[DATA SHOWN]

◆ ◆ ◆

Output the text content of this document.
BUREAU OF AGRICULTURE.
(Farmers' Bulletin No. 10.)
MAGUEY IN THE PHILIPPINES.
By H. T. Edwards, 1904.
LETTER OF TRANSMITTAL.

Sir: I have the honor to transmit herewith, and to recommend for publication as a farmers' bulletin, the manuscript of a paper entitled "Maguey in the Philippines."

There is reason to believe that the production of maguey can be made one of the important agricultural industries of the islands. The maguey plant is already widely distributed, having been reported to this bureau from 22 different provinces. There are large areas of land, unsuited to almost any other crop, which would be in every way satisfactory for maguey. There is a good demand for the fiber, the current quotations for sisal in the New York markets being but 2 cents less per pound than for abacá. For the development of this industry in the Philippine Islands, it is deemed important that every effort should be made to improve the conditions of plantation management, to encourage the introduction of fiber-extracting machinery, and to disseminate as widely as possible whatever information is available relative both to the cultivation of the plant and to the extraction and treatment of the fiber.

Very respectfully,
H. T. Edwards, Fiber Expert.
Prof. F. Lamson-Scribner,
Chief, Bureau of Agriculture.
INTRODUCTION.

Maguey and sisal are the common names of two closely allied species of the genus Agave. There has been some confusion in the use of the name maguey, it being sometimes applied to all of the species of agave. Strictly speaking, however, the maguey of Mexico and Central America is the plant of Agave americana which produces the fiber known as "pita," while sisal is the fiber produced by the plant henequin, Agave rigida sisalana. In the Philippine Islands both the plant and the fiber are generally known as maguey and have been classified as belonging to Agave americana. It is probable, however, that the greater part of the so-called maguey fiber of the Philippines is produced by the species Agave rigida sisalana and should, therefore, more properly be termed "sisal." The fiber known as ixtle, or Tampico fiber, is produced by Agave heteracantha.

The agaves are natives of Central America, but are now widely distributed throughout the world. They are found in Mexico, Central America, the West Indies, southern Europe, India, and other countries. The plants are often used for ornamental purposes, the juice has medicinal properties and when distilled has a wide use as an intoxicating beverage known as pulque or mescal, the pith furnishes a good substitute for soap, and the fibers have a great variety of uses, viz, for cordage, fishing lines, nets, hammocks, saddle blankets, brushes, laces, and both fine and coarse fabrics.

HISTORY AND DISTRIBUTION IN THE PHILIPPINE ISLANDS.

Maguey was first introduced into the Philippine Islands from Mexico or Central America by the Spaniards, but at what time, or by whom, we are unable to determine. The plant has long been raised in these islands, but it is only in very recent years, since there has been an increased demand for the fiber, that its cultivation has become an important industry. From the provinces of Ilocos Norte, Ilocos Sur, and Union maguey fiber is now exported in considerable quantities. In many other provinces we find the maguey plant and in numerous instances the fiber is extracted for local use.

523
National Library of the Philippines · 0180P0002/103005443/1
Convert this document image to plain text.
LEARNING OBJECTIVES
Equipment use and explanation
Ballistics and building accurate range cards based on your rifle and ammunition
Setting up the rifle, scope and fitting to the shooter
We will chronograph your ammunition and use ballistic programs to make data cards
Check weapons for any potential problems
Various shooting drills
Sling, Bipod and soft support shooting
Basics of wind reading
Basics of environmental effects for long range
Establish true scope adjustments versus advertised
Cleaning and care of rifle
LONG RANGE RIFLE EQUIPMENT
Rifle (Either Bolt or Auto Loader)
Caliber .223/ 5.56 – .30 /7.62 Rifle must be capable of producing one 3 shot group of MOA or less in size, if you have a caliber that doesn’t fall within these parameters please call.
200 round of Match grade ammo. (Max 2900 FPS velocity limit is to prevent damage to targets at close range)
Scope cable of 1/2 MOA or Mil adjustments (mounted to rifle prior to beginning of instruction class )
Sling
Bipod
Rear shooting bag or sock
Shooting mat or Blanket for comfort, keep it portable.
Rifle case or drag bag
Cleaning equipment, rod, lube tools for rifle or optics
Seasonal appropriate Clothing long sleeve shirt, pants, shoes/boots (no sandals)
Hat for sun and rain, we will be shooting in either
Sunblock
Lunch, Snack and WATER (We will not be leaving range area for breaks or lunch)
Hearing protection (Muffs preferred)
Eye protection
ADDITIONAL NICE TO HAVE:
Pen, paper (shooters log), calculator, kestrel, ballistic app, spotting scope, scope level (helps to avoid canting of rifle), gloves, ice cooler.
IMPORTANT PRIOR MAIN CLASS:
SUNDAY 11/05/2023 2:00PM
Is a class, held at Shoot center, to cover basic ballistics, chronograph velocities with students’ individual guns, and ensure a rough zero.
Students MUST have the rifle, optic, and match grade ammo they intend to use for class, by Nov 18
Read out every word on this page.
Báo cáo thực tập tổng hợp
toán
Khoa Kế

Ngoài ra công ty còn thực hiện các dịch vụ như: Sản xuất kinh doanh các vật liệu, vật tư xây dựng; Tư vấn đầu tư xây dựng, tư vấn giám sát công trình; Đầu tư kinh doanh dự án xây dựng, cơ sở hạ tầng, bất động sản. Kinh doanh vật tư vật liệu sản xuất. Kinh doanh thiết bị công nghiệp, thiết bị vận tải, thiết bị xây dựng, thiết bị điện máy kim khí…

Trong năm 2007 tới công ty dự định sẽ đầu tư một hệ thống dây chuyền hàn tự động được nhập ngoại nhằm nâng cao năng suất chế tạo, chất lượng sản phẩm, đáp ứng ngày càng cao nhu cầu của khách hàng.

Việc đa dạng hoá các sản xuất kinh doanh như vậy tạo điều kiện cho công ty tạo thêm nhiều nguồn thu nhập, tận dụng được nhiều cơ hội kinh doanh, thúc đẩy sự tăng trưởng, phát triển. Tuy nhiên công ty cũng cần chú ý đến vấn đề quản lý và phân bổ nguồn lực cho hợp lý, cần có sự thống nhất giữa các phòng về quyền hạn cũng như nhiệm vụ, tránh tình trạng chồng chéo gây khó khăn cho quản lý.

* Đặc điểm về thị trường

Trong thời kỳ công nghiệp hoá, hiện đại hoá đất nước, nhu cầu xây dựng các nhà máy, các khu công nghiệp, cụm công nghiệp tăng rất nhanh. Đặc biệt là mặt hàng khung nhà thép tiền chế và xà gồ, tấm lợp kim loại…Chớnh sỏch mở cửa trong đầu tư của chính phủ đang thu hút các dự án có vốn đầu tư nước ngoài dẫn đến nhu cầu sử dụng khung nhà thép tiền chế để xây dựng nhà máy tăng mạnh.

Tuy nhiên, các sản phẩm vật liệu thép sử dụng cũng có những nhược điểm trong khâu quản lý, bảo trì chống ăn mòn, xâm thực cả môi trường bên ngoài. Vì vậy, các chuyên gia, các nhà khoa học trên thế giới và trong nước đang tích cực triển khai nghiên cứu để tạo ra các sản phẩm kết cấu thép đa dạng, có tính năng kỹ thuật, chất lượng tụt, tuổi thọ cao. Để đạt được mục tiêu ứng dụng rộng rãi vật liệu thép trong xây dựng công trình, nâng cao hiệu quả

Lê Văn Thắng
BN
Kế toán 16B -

◆ ◆ ◆

[INSTRUCTIONS TO FOLLOW] Every line above should be printed again exactly as it stands.

[EXPECTED ANSWER]
Output the text content of this document.
BUREAU OF AGRICULTURE.
(Farmers' Bulletin No. 10.)
MAGUEY IN THE PHILIPPINES.
By H. T. Edwards, 1904.
LETTER OF TRANSMITTAL.

Sir: I have the honor to transmit herewith, and to recommend for publication as a farmers' bulletin, the manuscript of a paper entitled "Maguey in the Philippines."

There is reason to believe that the production of maguey can be made one of the important agricultural industries of the islands. The maguey plant is already widely distributed, having been reported to this bureau from 22 different provinces. There are large areas of land, unsuited to almost any other crop, which would be in every way satisfactory for maguey. There is a good demand for the fiber, the current quotations for sisal in the New York markets being but 2 cents less per pound than for abacá. For the development of this industry in the Philippine Islands, it is deemed important that every effort should be made to improve the conditions of plantation management, to encourage the introduction of fiber-extracting machinery, and to disseminate as widely as possible whatever information is available relative both to the cultivation of the plant and to the extraction and treatment of the fiber.

Very respectfully,
H. T. Edwards, Fiber Expert.
Prof. F. Lamson-Scribner,
Chief, Bureau of Agriculture.
INTRODUCTION.

Maguey and sisal are the common names of two closely allied species of the genus Agave. There has been some confusion in the use of the name maguey, it being sometimes applied to all of the species of agave. Strictly speaking, however, the maguey of Mexico and Central America is the plant of Agave americana which produces the fiber known as "pita," while sisal is the fiber produced by the plant henequin, Agave rigida sisalana. In the Philippine Islands both the plant and the fiber are generally known as maguey and have been classified as belonging to Agave americana. It is probable, however, that the greater part of the so-called maguey fiber of the Philippines is produced by the species Agave rigida sisalana and should, therefore, more properly be termed "sisal." The fiber known as ixtle, or Tampico fiber, is produced by Agave heteracantha.

The agaves are natives of Central America, but are now widely distributed throughout the world. They are found in Mexico, Central America, the West Indies, southern Europe, India, and other countries. The plants are often used for ornamental purposes, the juice has medicinal properties and when distilled has a wide use as an intoxicating beverage known as pulque or mescal, the pith furnishes a good substitute for soap, and the fibers have a great variety of uses, viz, for cordage, fishing lines, nets, hammocks, saddle blankets, brushes, laces, and both fine and coarse fabrics.

HISTORY AND DISTRIBUTION IN THE PHILIPPINE ISLANDS.

Maguey was first introduced into the Philippine Islands from Mexico or Central America by the Spaniards, but at what time, or by whom, we are unable to determine. The plant has long been raised in these islands, but it is only in very recent years, since there has been an increased demand for the fiber, that its cultivation has become an important industry. From the provinces of Ilocos Norte, Ilocos Sur, and Union maguey fiber is now exported in considerable quantities. In many other provinces we find the maguey plant and in numerous instances the fiber is extracted for local use.

523
National Library of the Philippines · 0180P0002/103005443/1
Convert this document image to plain text.
LEARNING OBJECTIVES
Equipment use and explanation
Ballistics and building accurate range cards based on your rifle and ammunition
Setting up the rifle, scope and fitting to the shooter
We will chronograph your ammunition and use ballistic programs to make data cards
Check weapons for any potential problems
Various shooting drills
Sling, Bipod and soft support shooting
Basics of wind reading
Basics of environmental effects for long range
Establish true scope adjustments versus advertised
Cleaning and care of rifle
LONG RANGE RIFLE EQUIPMENT
Rifle (Either Bolt or Auto Loader)
Caliber .223/ 5.56 – .30 /7.62 Rifle must be capable of producing one 3 shot group of MOA or less in size, if you have a caliber that doesn’t fall within these parameters please call.
200 round of Match grade ammo. (Max 2900 FPS velocity limit is to prevent damage to targets at close range)
Scope cable of 1/2 MOA or Mil adjustments (mounted to rifle prior to beginning of instruction class )
Sling
Bipod
Rear shooting bag or sock
Shooting mat or Blanket for comfort, keep it portable.
Rifle case or drag bag
Cleaning equipment, rod, lube tools for rifle or optics
Seasonal appropriate Clothing long sleeve shirt, pants, shoes/boots (no sandals)
Hat for sun and rain, we will be shooting in either
Sunblock
Lunch, Snack and WATER (We will not be leaving range area for breaks or lunch)
Hearing protection (Muffs preferred)
Eye protection
ADDITIONAL NICE TO HAVE:
Pen, paper (shooters log), calculator, kestrel, ballistic app, spotting scope, scope level (helps to avoid canting of rifle), gloves, ice cooler.
IMPORTANT PRIOR MAIN CLASS:
SUNDAY 11/05/2023 2:00PM
Is a class, held at Shoot center, to cover basic ballistics, chronograph velocities with students’ individual guns, and ensure a rough zero.
Students MUST have the rifle, optic, and match grade ammo they intend to use for class, by Nov 18
Read out every word on this page.
Báo cáo thực tập tổng hợp
toán
Khoa Kế

Ngoài ra công ty còn thực hiện các dịch vụ như: Sản xuất kinh doanh các vật liệu, vật tư xây dựng; Tư vấn đầu tư xây dựng, tư vấn giám sát công trình; Đầu tư kinh doanh dự án xây dựng, cơ sở hạ tầng, bất động sản. Kinh doanh vật tư vật liệu sản xuất. Kinh doanh thiết bị công nghiệp, thiết bị vận tải, thiết bị xây dựng, thiết bị điện máy kim khí…

Trong năm 2007 tới công ty dự định sẽ đầu tư một hệ thống dây chuyền hàn tự động được nhập ngoại nhằm nâng cao năng suất chế tạo, chất lượng sản phẩm, đáp ứng ngày càng cao nhu cầu của khách hàng.

Việc đa dạng hoá các sản xuất kinh doanh như vậy tạo điều kiện cho công ty tạo thêm nhiều nguồn thu nhập, tận dụng được nhiều cơ hội kinh doanh, thúc đẩy sự tăng trưởng, phát triển. Tuy nhiên công ty cũng cần chú ý đến vấn đề quản lý và phân bổ nguồn lực cho hợp lý, cần có sự thống nhất giữa các phòng về quyền hạn cũng như nhiệm vụ, tránh tình trạng chồng chéo gây khó khăn cho quản lý.

* Đặc điểm về thị trường

Trong thời kỳ công nghiệp hoá, hiện đại hoá đất nước, nhu cầu xây dựng các nhà máy, các khu công nghiệp, cụm công nghiệp tăng rất nhanh. Đặc biệt là mặt hàng khung nhà thép tiền chế và xà gồ, tấm lợp kim loại…Chớnh sỏch mở cửa trong đầu tư của chính phủ đang thu hút các dự án có vốn đầu tư nước ngoài dẫn đến nhu cầu sử dụng khung nhà thép tiền chế để xây dựng nhà máy tăng mạnh.

Tuy nhiên, các sản phẩm vật liệu thép sử dụng cũng có những nhược điểm trong khâu quản lý, bảo trì chống ăn mòn, xâm thực cả môi trường bên ngoài. Vì vậy, các chuyên gia, các nhà khoa học trên thế giới và trong nước đang tích cực triển khai nghiên cứu để tạo ra các sản phẩm kết cấu thép đa dạng, có tính năng kỹ thuật, chất lượng tụt, tuổi thọ cao. Để đạt được mục tiêu ứng dụng rộng rãi vật liệu thép trong xây dựng công trình, nâng cao hiệu quả

Lê Văn Thắng
BN
Kế toán 16B -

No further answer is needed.